Data entries
####
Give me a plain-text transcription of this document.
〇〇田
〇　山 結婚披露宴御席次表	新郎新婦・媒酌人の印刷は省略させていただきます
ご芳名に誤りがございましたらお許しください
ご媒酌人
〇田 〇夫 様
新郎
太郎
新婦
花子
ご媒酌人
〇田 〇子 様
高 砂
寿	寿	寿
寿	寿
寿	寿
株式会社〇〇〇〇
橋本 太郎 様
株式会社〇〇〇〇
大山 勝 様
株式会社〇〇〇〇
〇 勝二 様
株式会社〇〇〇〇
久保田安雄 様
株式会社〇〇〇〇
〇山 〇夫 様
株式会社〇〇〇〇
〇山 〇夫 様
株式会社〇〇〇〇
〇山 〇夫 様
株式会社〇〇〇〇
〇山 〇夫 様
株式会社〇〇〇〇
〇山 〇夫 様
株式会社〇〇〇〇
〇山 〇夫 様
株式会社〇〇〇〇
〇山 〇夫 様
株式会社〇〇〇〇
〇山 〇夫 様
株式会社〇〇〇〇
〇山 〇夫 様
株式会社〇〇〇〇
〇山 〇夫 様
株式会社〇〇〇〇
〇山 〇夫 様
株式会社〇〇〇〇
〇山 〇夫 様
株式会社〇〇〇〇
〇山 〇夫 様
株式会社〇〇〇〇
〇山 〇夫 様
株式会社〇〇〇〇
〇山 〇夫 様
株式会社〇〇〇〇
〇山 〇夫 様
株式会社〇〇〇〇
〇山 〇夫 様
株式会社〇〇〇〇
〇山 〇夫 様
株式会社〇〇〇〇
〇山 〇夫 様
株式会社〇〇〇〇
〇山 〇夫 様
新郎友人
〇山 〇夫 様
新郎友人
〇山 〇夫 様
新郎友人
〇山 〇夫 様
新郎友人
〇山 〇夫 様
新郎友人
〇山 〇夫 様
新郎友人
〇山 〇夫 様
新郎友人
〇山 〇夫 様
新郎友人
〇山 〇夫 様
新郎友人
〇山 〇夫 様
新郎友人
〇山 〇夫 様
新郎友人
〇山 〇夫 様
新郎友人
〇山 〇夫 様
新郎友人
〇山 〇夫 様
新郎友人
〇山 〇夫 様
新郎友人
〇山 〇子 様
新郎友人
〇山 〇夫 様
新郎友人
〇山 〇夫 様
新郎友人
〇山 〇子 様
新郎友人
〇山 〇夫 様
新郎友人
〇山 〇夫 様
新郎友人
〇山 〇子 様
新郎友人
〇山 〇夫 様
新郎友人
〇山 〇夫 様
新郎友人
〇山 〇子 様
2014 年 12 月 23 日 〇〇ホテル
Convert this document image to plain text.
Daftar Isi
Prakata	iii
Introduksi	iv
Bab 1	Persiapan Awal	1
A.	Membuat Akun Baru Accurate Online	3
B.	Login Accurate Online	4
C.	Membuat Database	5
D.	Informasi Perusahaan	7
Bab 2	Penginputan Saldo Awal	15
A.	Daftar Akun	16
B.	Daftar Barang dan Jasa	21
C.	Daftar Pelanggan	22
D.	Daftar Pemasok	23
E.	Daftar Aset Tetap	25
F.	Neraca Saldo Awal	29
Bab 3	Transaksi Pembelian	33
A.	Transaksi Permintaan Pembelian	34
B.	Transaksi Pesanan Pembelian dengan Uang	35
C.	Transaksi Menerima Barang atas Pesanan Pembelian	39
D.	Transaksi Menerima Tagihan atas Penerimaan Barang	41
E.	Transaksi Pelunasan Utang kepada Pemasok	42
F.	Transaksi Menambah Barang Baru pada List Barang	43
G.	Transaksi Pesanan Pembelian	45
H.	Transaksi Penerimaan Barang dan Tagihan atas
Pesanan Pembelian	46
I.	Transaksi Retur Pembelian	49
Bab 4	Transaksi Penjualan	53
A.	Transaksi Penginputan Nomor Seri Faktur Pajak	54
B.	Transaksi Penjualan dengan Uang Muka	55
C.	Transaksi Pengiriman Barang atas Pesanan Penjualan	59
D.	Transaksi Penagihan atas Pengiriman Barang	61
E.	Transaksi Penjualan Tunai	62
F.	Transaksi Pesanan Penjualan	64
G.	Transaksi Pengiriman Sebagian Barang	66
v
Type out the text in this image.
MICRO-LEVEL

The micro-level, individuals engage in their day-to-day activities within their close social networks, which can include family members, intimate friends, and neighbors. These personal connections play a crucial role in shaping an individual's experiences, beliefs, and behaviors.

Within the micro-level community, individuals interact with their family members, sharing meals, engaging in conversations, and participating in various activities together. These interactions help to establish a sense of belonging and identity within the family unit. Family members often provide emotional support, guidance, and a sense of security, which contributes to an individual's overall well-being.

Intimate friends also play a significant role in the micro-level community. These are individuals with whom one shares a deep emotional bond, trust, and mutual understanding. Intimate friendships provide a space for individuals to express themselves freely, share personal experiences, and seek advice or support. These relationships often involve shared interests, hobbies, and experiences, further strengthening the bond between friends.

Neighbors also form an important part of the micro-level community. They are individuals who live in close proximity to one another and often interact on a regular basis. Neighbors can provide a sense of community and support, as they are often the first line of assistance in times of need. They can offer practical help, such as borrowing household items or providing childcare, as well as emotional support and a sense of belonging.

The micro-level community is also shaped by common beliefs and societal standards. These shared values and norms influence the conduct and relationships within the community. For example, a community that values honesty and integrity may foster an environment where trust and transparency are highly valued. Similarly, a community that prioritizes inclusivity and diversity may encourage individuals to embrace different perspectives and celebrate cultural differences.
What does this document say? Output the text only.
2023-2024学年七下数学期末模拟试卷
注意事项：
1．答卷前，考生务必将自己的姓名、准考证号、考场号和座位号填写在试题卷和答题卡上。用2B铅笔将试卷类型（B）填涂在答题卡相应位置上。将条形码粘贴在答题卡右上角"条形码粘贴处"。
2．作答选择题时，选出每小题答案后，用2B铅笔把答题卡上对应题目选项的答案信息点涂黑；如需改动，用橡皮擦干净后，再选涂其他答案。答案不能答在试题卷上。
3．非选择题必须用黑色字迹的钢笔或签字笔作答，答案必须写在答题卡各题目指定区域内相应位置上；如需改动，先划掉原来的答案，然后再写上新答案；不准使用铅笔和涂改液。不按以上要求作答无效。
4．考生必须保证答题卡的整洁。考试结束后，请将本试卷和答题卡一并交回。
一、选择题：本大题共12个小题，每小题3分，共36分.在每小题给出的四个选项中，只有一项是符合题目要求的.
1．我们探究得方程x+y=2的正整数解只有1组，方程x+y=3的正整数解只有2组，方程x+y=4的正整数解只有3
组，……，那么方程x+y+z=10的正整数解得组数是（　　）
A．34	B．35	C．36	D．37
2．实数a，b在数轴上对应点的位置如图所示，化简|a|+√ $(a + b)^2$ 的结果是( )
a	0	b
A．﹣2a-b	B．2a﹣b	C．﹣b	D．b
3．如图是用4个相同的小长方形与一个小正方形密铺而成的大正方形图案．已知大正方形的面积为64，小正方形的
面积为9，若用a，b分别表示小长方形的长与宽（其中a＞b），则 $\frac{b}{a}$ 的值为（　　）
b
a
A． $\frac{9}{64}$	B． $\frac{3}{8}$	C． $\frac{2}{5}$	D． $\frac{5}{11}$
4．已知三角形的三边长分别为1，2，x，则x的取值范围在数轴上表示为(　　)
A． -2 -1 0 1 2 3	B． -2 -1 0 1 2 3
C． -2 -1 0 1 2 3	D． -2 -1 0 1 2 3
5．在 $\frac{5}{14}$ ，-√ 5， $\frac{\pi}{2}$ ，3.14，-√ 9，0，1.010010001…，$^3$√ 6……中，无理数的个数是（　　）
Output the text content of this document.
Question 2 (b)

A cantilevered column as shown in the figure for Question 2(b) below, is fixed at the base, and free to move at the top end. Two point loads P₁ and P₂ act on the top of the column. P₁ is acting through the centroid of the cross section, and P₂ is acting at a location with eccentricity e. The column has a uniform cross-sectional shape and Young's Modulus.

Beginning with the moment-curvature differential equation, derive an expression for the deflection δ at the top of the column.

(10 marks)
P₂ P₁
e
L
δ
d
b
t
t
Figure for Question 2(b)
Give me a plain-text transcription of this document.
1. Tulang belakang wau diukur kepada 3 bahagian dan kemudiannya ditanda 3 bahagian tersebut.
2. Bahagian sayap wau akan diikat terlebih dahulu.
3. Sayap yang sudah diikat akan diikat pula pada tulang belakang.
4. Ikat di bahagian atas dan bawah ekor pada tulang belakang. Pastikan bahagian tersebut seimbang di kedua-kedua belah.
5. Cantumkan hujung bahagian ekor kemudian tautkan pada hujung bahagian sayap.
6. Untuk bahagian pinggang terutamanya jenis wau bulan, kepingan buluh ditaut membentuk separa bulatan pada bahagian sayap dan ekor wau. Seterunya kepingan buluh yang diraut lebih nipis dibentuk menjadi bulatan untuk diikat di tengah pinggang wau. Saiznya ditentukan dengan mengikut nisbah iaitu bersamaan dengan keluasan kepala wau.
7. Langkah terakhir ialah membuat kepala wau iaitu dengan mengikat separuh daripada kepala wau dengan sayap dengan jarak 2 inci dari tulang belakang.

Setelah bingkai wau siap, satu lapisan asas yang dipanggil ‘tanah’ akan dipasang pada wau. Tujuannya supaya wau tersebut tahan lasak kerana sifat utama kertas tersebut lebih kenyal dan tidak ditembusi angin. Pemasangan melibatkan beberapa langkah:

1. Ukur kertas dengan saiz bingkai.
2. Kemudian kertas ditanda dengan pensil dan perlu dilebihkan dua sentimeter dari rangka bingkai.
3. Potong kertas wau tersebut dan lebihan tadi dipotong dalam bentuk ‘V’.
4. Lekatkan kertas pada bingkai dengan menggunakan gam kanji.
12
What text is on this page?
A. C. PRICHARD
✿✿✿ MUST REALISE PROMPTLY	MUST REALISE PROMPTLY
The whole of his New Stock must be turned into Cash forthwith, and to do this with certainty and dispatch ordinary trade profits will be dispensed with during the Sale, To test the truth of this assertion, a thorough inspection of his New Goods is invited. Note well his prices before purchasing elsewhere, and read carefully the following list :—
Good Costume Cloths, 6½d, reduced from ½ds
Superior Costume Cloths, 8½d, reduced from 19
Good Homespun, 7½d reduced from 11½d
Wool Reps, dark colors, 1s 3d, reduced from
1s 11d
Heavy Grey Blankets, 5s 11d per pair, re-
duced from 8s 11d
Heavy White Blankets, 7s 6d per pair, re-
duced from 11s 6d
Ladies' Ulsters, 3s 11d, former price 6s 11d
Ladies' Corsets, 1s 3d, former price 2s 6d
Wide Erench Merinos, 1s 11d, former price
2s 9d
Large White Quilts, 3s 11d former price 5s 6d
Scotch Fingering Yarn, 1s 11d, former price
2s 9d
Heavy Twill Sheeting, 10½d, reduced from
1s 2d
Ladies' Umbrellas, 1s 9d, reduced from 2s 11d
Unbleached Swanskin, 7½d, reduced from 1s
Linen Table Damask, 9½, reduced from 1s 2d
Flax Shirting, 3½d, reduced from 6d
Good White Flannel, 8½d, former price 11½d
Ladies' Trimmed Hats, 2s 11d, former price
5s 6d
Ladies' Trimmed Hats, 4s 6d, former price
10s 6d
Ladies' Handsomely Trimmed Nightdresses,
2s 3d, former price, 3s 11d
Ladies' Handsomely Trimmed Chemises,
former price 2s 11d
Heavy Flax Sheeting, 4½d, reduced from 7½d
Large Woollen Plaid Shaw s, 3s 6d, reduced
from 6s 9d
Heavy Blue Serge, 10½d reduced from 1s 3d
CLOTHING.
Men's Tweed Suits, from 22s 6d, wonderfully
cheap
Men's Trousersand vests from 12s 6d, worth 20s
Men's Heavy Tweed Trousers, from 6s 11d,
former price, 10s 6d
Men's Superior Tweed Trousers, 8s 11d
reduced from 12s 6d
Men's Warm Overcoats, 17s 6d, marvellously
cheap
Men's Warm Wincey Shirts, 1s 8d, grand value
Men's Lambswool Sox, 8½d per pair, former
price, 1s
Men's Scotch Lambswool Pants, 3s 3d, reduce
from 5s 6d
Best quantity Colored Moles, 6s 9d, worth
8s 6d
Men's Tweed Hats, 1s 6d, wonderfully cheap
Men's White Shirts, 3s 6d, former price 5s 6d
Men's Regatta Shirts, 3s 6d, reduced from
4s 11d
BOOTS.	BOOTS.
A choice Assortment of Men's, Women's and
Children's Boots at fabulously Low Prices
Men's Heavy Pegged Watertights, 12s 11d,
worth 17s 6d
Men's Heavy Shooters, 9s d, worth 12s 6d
####
**Directive:**
Collect each line of the entries that has the word "Ladies", copying it in full.

**Finished answer:**
Ladies' Ulsters, 3s 11d, former price 6s 11d
Ladies' Corsets, 1s 3d, former price 2s 6d
Ladies' Umbrellas, 1s 9d, reduced from 2s 11d
Ladies' Trimmed Hats, 2s 11d, former price
Ladies' Trimmed Hats, 4s 6d, former price
Ladies' Handsomely Trimmed Nightdresses,
Ladies' Handsomely Trimmed Chemises,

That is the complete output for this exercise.